(Source data)
-=-=-=-=-

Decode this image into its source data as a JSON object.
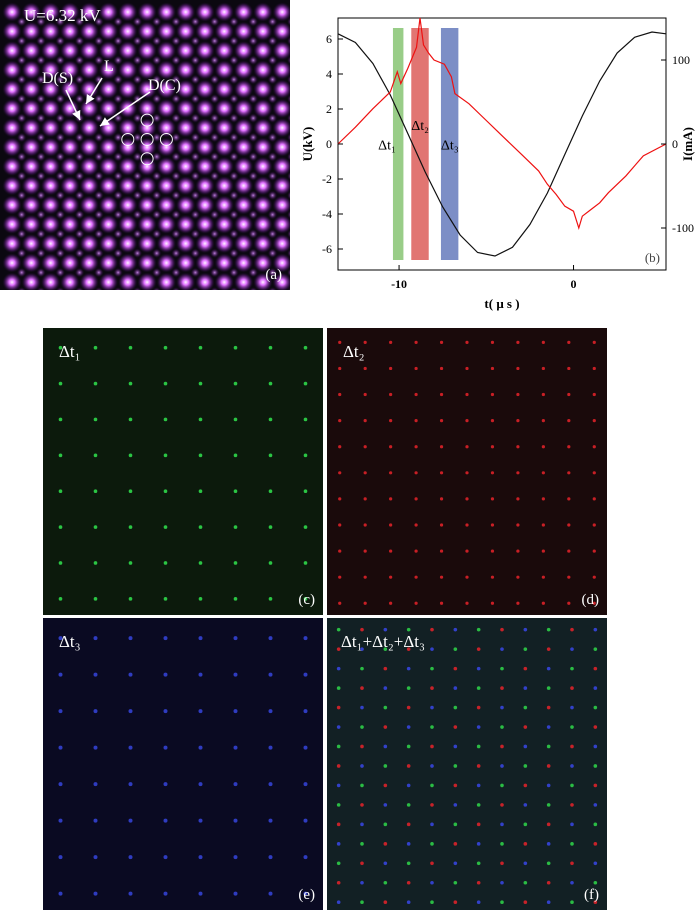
{
  "panel_a": {
    "voltage_label": "U=6.32 kV",
    "label_ds": "D(S)",
    "label_l": "L",
    "label_dc": "D(C)",
    "tag": "(a)"
  },
  "panel_c": {
    "label": "Δt₁",
    "tag": "(c)",
    "color": "#2fd84a"
  },
  "panel_d": {
    "label": "Δt₂",
    "tag": "(d)",
    "color": "#e8232a"
  },
  "panel_e": {
    "label": "Δt₃",
    "tag": "(e)",
    "color": "#3848e8"
  },
  "panel_f": {
    "label": "Δt₁+Δt₂+Δt₃",
    "tag": "(f)"
  },
  "chart_data": {
    "type": "line",
    "tag": "(b)",
    "xlabel": "t( μ s )",
    "ylabel_left": "U(kV)",
    "ylabel_right": "I(mA)",
    "xlim": [
      -13.5,
      5.3
    ],
    "ylim_left": [
      -7.2,
      7.2
    ],
    "ylim_right": [
      -150,
      150
    ],
    "x_ticks": [
      -10,
      0
    ],
    "y_ticks_left": [
      6,
      4,
      2,
      0,
      -2,
      -4,
      -6
    ],
    "y_ticks_right": [
      100,
      0,
      -100
    ],
    "bands": [
      {
        "name": "Δt₁",
        "from": -10.35,
        "to": -9.75,
        "color": "#7fc06a"
      },
      {
        "name": "Δt₂",
        "from": -9.3,
        "to": -8.3,
        "color": "#d9534f"
      },
      {
        "name": "Δt₃",
        "from": -7.6,
        "to": -6.6,
        "color": "#5b72b8"
      }
    ],
    "series": [
      {
        "axis": "left",
        "color": "#111111",
        "x": [
          -13.5,
          -12.5,
          -11.5,
          -10.5,
          -9.5,
          -8.5,
          -7.5,
          -6.5,
          -5.5,
          -4.5,
          -3.5,
          -2.5,
          -1.5,
          -0.5,
          0.5,
          1.5,
          2.5,
          3.5,
          4.5,
          5.3
        ],
        "y": [
          6.3,
          5.8,
          4.6,
          2.8,
          0.6,
          -1.6,
          -3.6,
          -5.2,
          -6.2,
          -6.4,
          -5.9,
          -4.6,
          -2.8,
          -0.6,
          1.6,
          3.6,
          5.2,
          6.1,
          6.4,
          6.3
        ]
      },
      {
        "axis": "right",
        "color": "#ee1111",
        "x": [
          -13.5,
          -12.5,
          -11.5,
          -10.5,
          -10.1,
          -9.9,
          -9.5,
          -9.0,
          -8.8,
          -8.6,
          -8.3,
          -8.0,
          -7.4,
          -7.0,
          -6.8,
          -6.0,
          -5.0,
          -4.0,
          -3.0,
          -2.0,
          -1.5,
          -1.0,
          -0.5,
          0.0,
          0.3,
          0.5,
          1.0,
          1.5,
          2.0,
          3.0,
          4.0,
          5.3
        ],
        "y": [
          0,
          20,
          42,
          62,
          86,
          72,
          90,
          115,
          150,
          118,
          108,
          100,
          95,
          80,
          60,
          48,
          28,
          8,
          -12,
          -32,
          -48,
          -60,
          -74,
          -80,
          -100,
          -86,
          -78,
          -70,
          -58,
          -38,
          -14,
          0
        ]
      }
    ]
  }
}
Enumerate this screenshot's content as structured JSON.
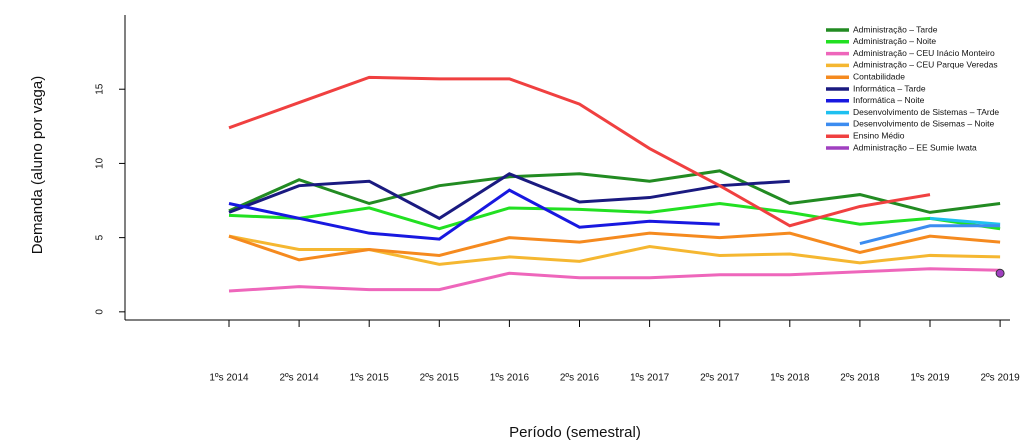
{
  "chart_data": {
    "type": "line",
    "xlabel": "Período (semestral)",
    "ylabel": "Demanda (aluno por vaga)",
    "categories": [
      "1ºs 2014",
      "2ºs 2014",
      "1ºs 2015",
      "2ºs 2015",
      "1ºs 2016",
      "2ºs 2016",
      "1ºs 2017",
      "2ºs 2017",
      "1ºs 2018",
      "2ºs 2018",
      "1ºs 2019",
      "2ºs 2019"
    ],
    "ylim": [
      -0.55,
      20
    ],
    "yticks": [
      0,
      5,
      10,
      15
    ],
    "legend": "top-right",
    "series": [
      {
        "name": "Administração – Tarde",
        "color": "#228b22",
        "values": [
          6.8,
          8.9,
          7.3,
          8.5,
          9.1,
          9.3,
          8.8,
          9.5,
          7.3,
          7.9,
          6.7,
          7.3
        ]
      },
      {
        "name": "Administração – Noite",
        "color": "#22e022",
        "values": [
          6.5,
          6.3,
          7.0,
          5.6,
          7.0,
          6.9,
          6.7,
          7.3,
          6.7,
          5.9,
          6.3,
          5.6
        ]
      },
      {
        "name": "Administração – CEU Inácio Monteiro",
        "color": "#ee66bb",
        "values": [
          1.4,
          1.7,
          1.5,
          1.5,
          2.6,
          2.3,
          2.3,
          2.5,
          2.5,
          2.7,
          2.9,
          2.8
        ]
      },
      {
        "name": "Administração – CEU Parque Veredas",
        "color": "#f5b731",
        "values": [
          5.1,
          4.2,
          4.2,
          3.2,
          3.7,
          3.4,
          4.4,
          3.8,
          3.9,
          3.3,
          3.8,
          3.7
        ]
      },
      {
        "name": "Contabilidade",
        "color": "#f58a1f",
        "values": [
          5.1,
          3.5,
          4.2,
          3.8,
          5.0,
          4.7,
          5.3,
          5.0,
          5.3,
          4.0,
          5.1,
          4.7
        ]
      },
      {
        "name": "Informática – Tarde",
        "color": "#1a1a80",
        "values": [
          6.7,
          8.5,
          8.8,
          6.3,
          9.3,
          7.4,
          7.7,
          8.5,
          8.8,
          null,
          null,
          null
        ]
      },
      {
        "name": "Informática – Noite",
        "color": "#1818e0",
        "values": [
          7.3,
          6.3,
          5.3,
          4.9,
          8.2,
          5.7,
          6.1,
          5.9,
          null,
          null,
          null,
          null
        ]
      },
      {
        "name": "Desenvolvimento de Sistemas – TArde",
        "color": "#1ec0f0",
        "values": [
          null,
          null,
          null,
          null,
          null,
          null,
          null,
          null,
          null,
          null,
          6.3,
          5.9
        ]
      },
      {
        "name": "Desenvolvimento de Sisemas – Noite",
        "color": "#3c8cf0",
        "values": [
          null,
          null,
          null,
          null,
          null,
          null,
          null,
          null,
          null,
          4.6,
          5.8,
          5.8
        ]
      },
      {
        "name": "Ensino Médio",
        "color": "#f04040",
        "values": [
          12.4,
          14.1,
          15.8,
          15.7,
          15.7,
          14.0,
          11.0,
          8.5,
          5.8,
          7.1,
          7.9,
          null
        ]
      },
      {
        "name": "Administração – EE Sumie Iwata",
        "color": "#a040c0",
        "values": [
          null,
          null,
          null,
          null,
          null,
          null,
          null,
          null,
          null,
          null,
          null,
          2.6
        ]
      }
    ]
  }
}
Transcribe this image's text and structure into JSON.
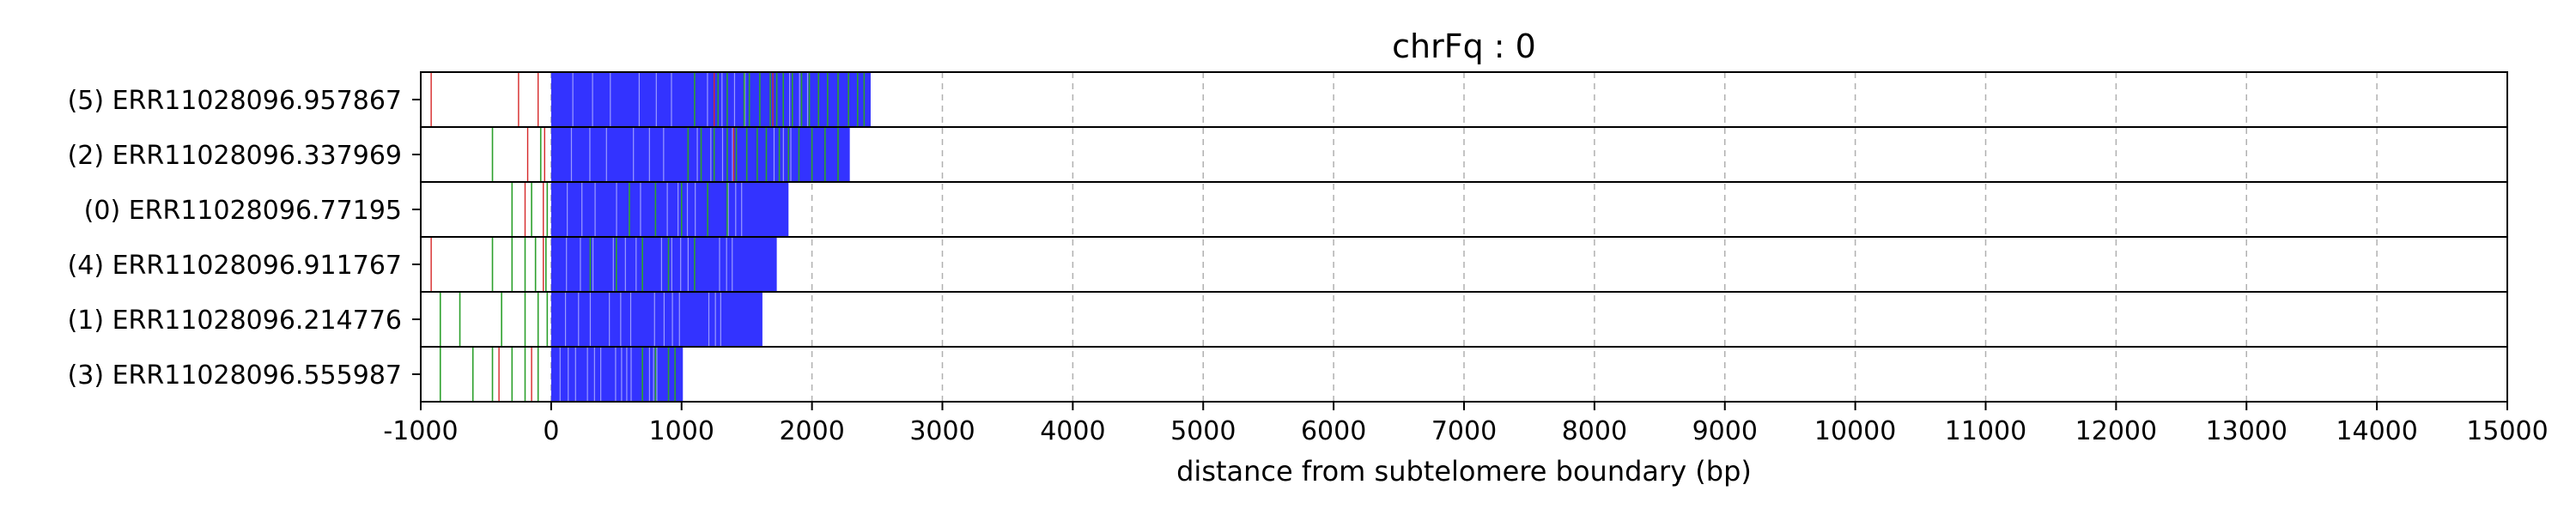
{
  "chart_data": {
    "type": "bar",
    "title": "chrFq : 0",
    "xlabel": "distance from subtelomere boundary (bp)",
    "ylabel": "",
    "xlim": [
      -1000,
      15000
    ],
    "xticks": [
      -1000,
      0,
      1000,
      2000,
      3000,
      4000,
      5000,
      6000,
      7000,
      8000,
      9000,
      10000,
      11000,
      12000,
      13000,
      14000,
      15000
    ],
    "grid": "vertical dashed",
    "colors": {
      "repeat_fill": "#3333ff",
      "green_mark": "#2ca02c",
      "red_mark": "#d62728",
      "grid": "#b0b0b0"
    },
    "rows": [
      {
        "label": "(5) ERR11028096.957867",
        "start": 0,
        "end": 2450,
        "green": [
          1100,
          1280,
          1350,
          1480,
          1520,
          1600,
          1680,
          1730,
          1780,
          1850,
          1920,
          1980,
          2050,
          2120,
          2200,
          2280,
          2350,
          2400
        ],
        "red": [
          -920,
          -250,
          -100,
          1250,
          1700
        ]
      },
      {
        "label": "(2) ERR11028096.337969",
        "start": 0,
        "end": 2290,
        "green": [
          -450,
          -80,
          1050,
          1150,
          1250,
          1350,
          1420,
          1500,
          1580,
          1650,
          1750,
          1820,
          1900,
          2000,
          2100,
          2200
        ],
        "red": [
          -180,
          -50,
          1400
        ]
      },
      {
        "label": "(0) ERR11028096.77195",
        "start": 0,
        "end": 1820,
        "green": [
          -300,
          -150,
          -30,
          600,
          800,
          1000,
          1200,
          1350
        ],
        "red": [
          -200,
          -60
        ]
      },
      {
        "label": "(4) ERR11028096.911767",
        "start": 0,
        "end": 1730,
        "green": [
          -450,
          -300,
          -200,
          -120,
          -40,
          300,
          500,
          700,
          900,
          1100
        ],
        "red": [
          -920,
          -60
        ]
      },
      {
        "label": "(1) ERR11028096.214776",
        "start": 0,
        "end": 1620,
        "green": [
          -850,
          -700,
          -380,
          -200,
          -100,
          -30
        ],
        "red": []
      },
      {
        "label": "(3) ERR11028096.555987",
        "start": 0,
        "end": 1010,
        "green": [
          -850,
          -600,
          -450,
          -300,
          -200,
          -100,
          700,
          800,
          900,
          950
        ],
        "red": [
          -400,
          -150
        ]
      }
    ]
  }
}
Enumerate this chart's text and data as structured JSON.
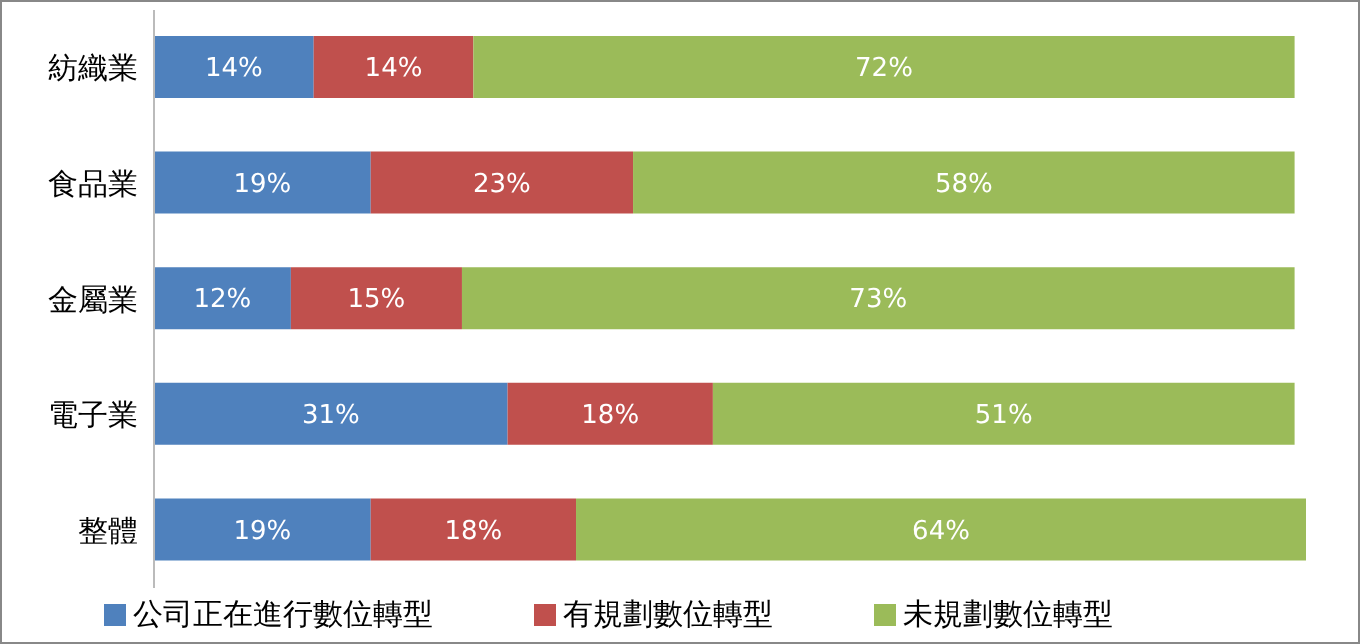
{
  "chart_data": {
    "type": "bar",
    "orientation": "horizontal",
    "stacked": true,
    "grid": false,
    "legend": "bottom",
    "tick_labels": "y",
    "categories": [
      "紡織業",
      "食品業",
      "金屬業",
      "電子業",
      "整體"
    ],
    "series": [
      {
        "name": "公司正在進行數位轉型",
        "color": "#4f81bd",
        "values": [
          14,
          19,
          12,
          31,
          19
        ],
        "value_labels": [
          "14%",
          "19%",
          "12%",
          "31%",
          "19%"
        ]
      },
      {
        "name": "有規劃數位轉型",
        "color": "#c0504d",
        "values": [
          14,
          23,
          15,
          18,
          18
        ],
        "value_labels": [
          "14%",
          "23%",
          "15%",
          "18%",
          "18%"
        ]
      },
      {
        "name": "未規劃數位轉型",
        "color": "#9bbb59",
        "values": [
          72,
          58,
          73,
          51,
          64
        ],
        "value_labels": [
          "72%",
          "58%",
          "73%",
          "51%",
          "64%"
        ]
      }
    ]
  }
}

-=-=-=-=-

Copy every line above that includes the string "from".

        "from": -10.35,
        "from": -9.3,
        "from": -7.6,
    "xlabel": "distance from subtelomere boundary (bp)",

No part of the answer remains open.